> Work to do
Wherever "this" appears in a line, list that line.

> Information supplied
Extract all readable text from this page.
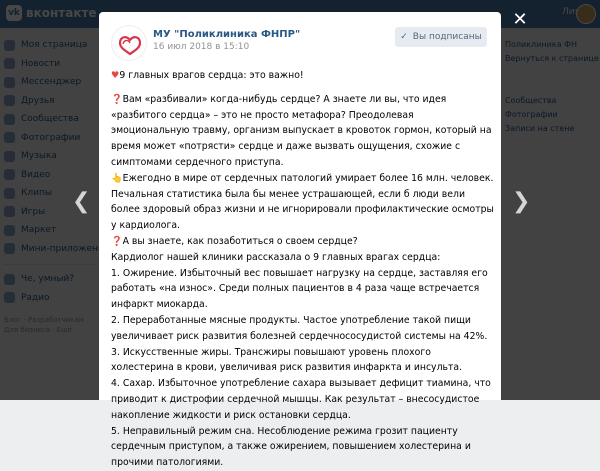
✕
❮	❯
МУ "Поликлиника ФНПР"
16 июл 2018 в 15:10
✓ Вы подписаны

♥9 главных врагов сердца: это важно!

❓Вам «разбивали» когда-нибудь сердце? А знаете ли вы, что идея «разбитого сердца» – это не просто метафора? Преодолевая эмоциональную травму, организм выпускает в кровоток гормон, который на время может «потрясти» сердце и даже вызвать ощущения, схожие с симптомами сердечного приступа.

👆Ежегодно в мире от сердечных патологий умирает более 16 млн. человек. Печальная статистика была бы менее устрашающей, если б люди вели более здоровый образ жизни и не игнорировали профилактические осмотры у кардиолога.

❓А вы знаете, как позаботиться о своем сердце?

Кардиолог нашей клиники рассказала о 9 главных врагах сердца:

1. Ожирение. Избыточный вес повышает нагрузку на сердце, заставляя его работать «на износ». Среди полных пациентов в 4 раза чаще встречается инфаркт миокарда.

2. Переработанные мясные продукты. Частое употребление такой пищи увеличивает риск развития болезней сердечнососудистой системы на 42%.

3. Искусственные жиры. Трансжиры повышают уровень плохого холестерина в крови, увеличивая риск развития инфаркта и инсульта.

4. Сахар. Избыточное употребление сахара вызывает дефицит тиамина, что приводит к дистрофии сердечной мышцы. Как результат – внесосудистое накопление жидкости и риск остановки сердца.

5. Неправильный режим сна. Несоблюдение режима грозит пациенту сердечным приступом, а также ожирением, повышением холестерина и прочими патологиями.
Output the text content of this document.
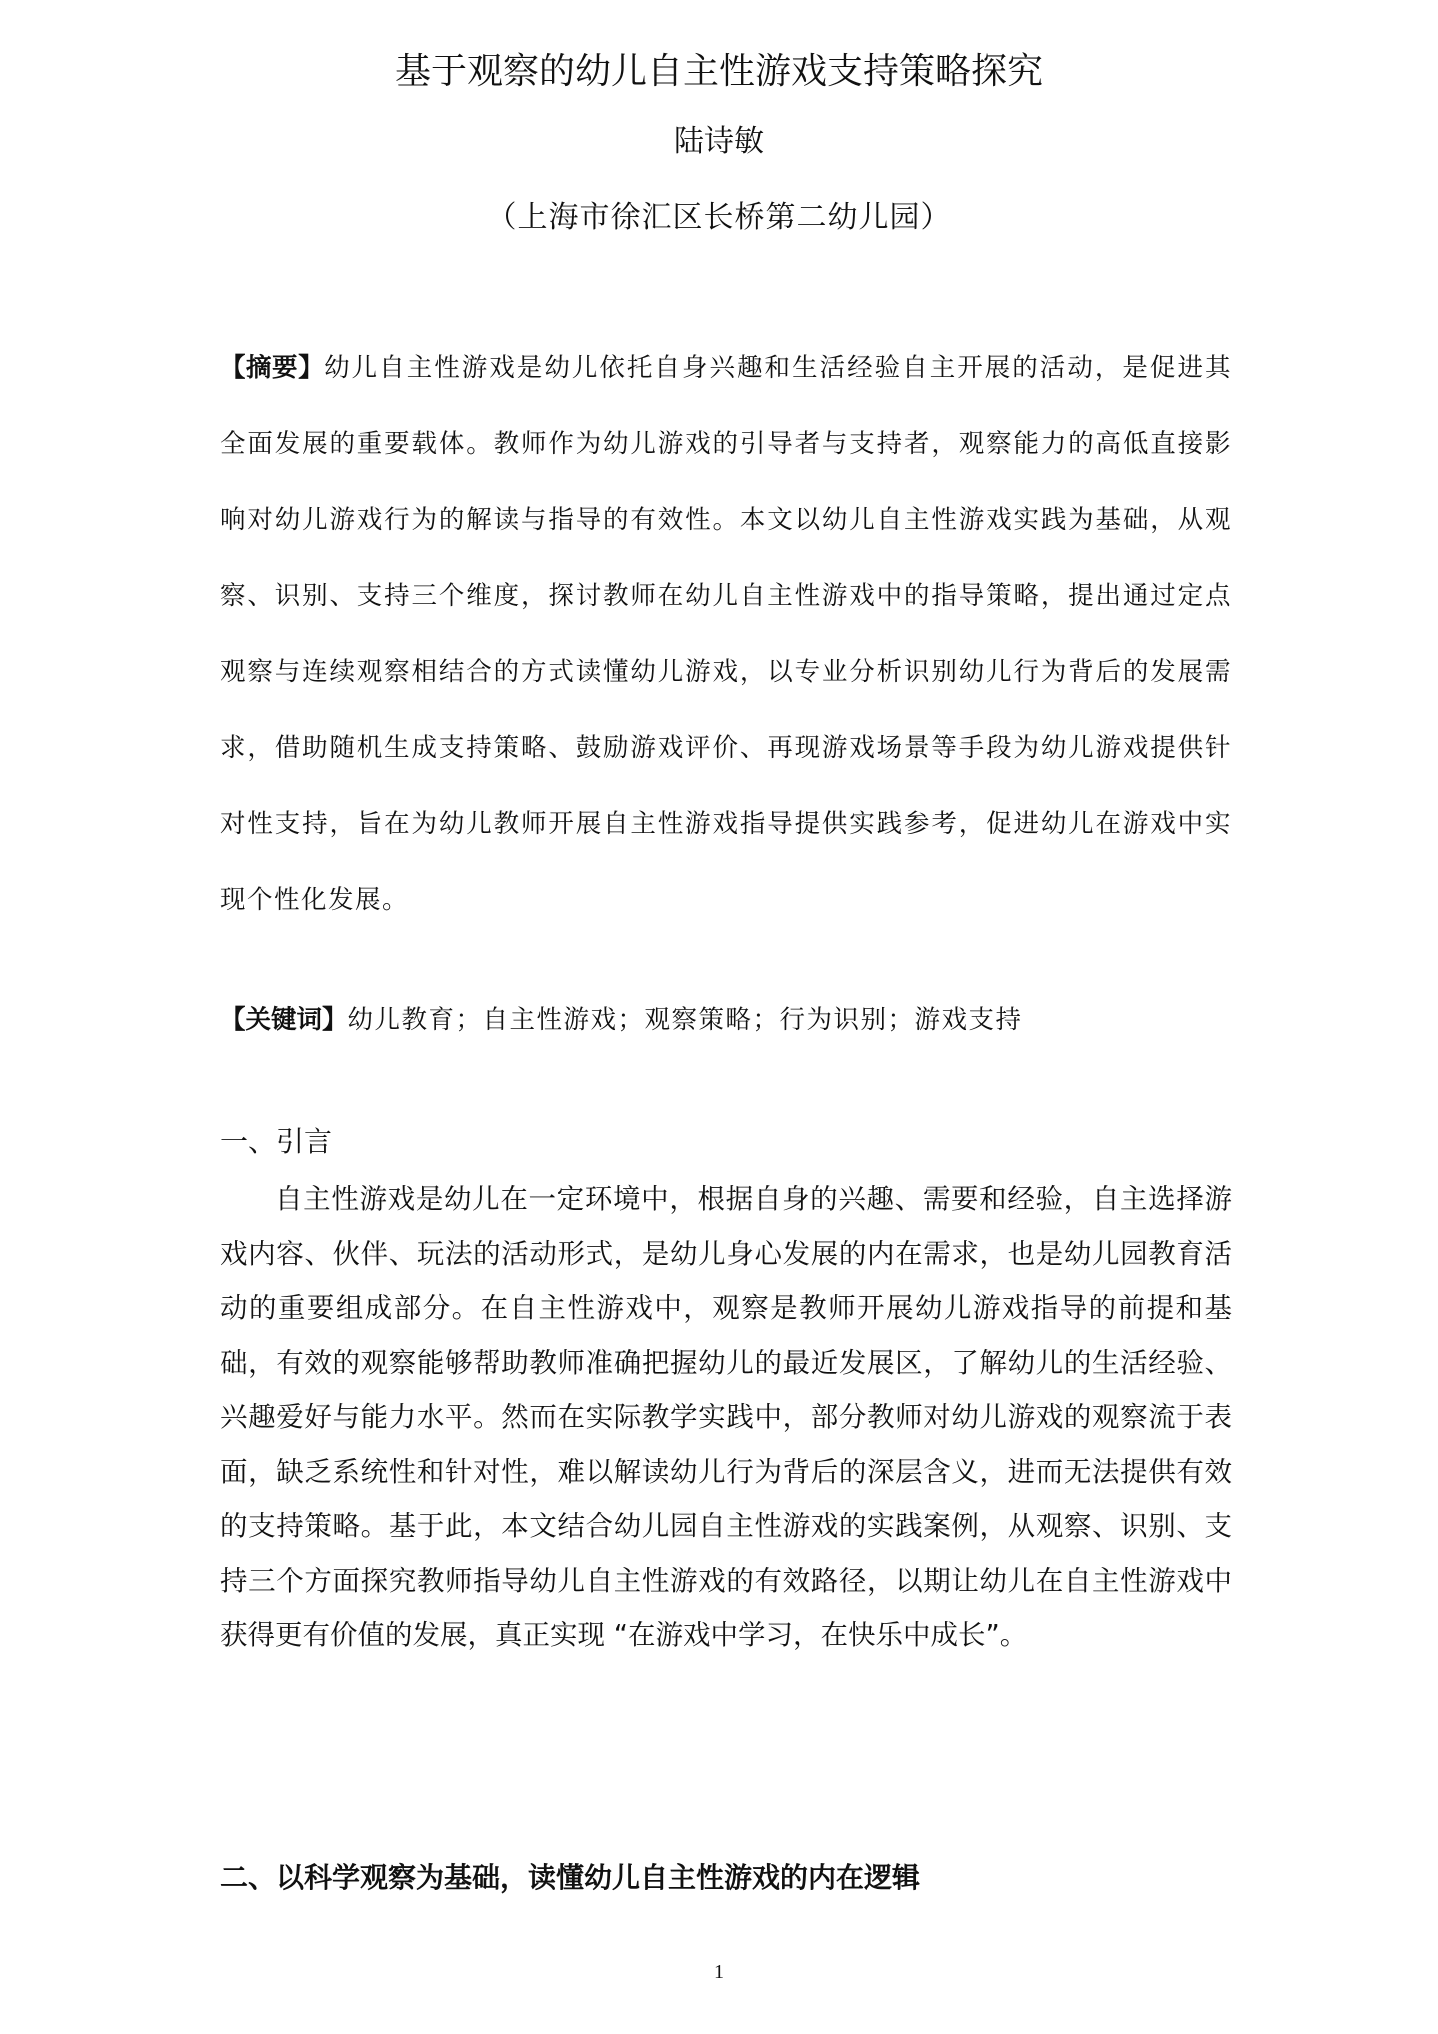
基于观察的幼儿自主性游戏支持策略探究
陆诗敏
（上海市徐汇区长桥第二幼儿园）

【摘要】幼儿自主性游戏是幼儿依托自身兴趣和生活经验自主开展的活动，是促进其全面发展的重要载体。教师作为幼儿游戏的引导者与支持者，观察能力的高低直接影响对幼儿游戏行为的解读与指导的有效性。本文以幼儿自主性游戏实践为基础，从观察、识别、支持三个维度，探讨教师在幼儿自主性游戏中的指导策略，提出通过定点观察与连续观察相结合的方式读懂幼儿游戏，以专业分析识别幼儿行为背后的发展需求，借助随机生成支持策略、鼓励游戏评价、再现游戏场景等手段为幼儿游戏提供针对性支持，旨在为幼儿教师开展自主性游戏指导提供实践参考，促进幼儿在游戏中实现个性化发展。

【关键词】幼儿教育；自主性游戏；观察策略；行为识别；游戏支持

一、引言

自主性游戏是幼儿在一定环境中，根据自身的兴趣、需要和经验，自主选择游戏内容、伙伴、玩法的活动形式，是幼儿身心发展的内在需求，也是幼儿园教育活动的重要组成部分。在自主性游戏中，观察是教师开展幼儿游戏指导的前提和基础，有效的观察能够帮助教师准确把握幼儿的最近发展区，了解幼儿的生活经验、兴趣爱好与能力水平。然而在实际教学实践中，部分教师对幼儿游戏的观察流于表面，缺乏系统性和针对性，难以解读幼儿行为背后的深层含义，进而无法提供有效的支持策略。基于此，本文结合幼儿园自主性游戏的实践案例，从观察、识别、支持三个方面探究教师指导幼儿自主性游戏的有效路径，以期让幼儿在自主性游戏中获得更有价值的发展，真正实现 “在游戏中学习，在快乐中成长”。

二、以科学观察为基础，读懂幼儿自主性游戏的内在逻辑
1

> The completed task
Extract all readable text from this page.
Output the text content of this document.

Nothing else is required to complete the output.